**WRITTEN REQUEST**: Output every entry exactly, from the first line to the last.

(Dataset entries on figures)
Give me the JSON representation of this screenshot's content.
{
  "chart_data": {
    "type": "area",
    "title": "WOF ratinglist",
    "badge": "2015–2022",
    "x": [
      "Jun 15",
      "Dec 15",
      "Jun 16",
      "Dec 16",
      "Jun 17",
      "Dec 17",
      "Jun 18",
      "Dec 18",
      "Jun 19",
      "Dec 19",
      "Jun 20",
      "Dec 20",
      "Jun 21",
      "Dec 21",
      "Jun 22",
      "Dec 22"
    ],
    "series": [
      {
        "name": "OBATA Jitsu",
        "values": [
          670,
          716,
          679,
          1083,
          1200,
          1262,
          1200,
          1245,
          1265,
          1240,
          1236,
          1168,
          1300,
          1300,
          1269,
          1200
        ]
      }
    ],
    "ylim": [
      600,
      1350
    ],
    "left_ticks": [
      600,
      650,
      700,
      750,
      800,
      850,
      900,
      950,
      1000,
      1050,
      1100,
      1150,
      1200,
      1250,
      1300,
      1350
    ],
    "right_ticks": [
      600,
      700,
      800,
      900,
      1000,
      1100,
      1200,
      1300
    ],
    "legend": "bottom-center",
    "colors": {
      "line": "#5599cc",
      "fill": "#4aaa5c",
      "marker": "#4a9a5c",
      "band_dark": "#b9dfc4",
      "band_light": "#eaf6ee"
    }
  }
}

**WORKED SOLUTION**:
Give me the JSON representation of this screenshot's content.
{
  "chart_data": {
    "type": "area",
    "title": "WOF ratinglist",
    "badge": "2015–2022",
    "x": [
      "Jun 15",
      "Dec 15",
      "Jun 16",
      "Dec 16",
      "Jun 17",
      "Dec 17",
      "Jun 18",
      "Dec 18",
      "Jun 19",
      "Dec 19",
      "Jun 20",
      "Dec 20",
      "Jun 21",
      "Dec 21",
      "Jun 22",
      "Dec 22"
    ],
    "series": [
      {
        "name": "OBATA Jitsu",
        "values": [
          670,
          716,
          679,
          1083,
          1200,
          1262,
          1200,
          1245,
          1265,
          1240,
          1236,
          1168,
          1300,
          1300,
          1269,
          1200
        ]
      }
    ],
    "ylim": [
      600,
      1350
    ],
    "left_ticks": [
      600,
      650,
      700,
      750,
      800,
      850,
      900,
      950,
      1000,
      1050,
      1100,
      1150,
      1200,
      1250,
      1300,
      1350
    ],
    "right_ticks": [
      600,
      700,
      800,
      900,
      1000,
      1100,
      1200,
      1300
    ],
    "legend": "bottom-center",
    "colors": {
      "line": "#5599cc",
      "fill": "#4aaa5c",
      "marker": "#4a9a5c",
      "band_dark": "#b9dfc4",
      "band_light": "#eaf6ee"
    }
  }
}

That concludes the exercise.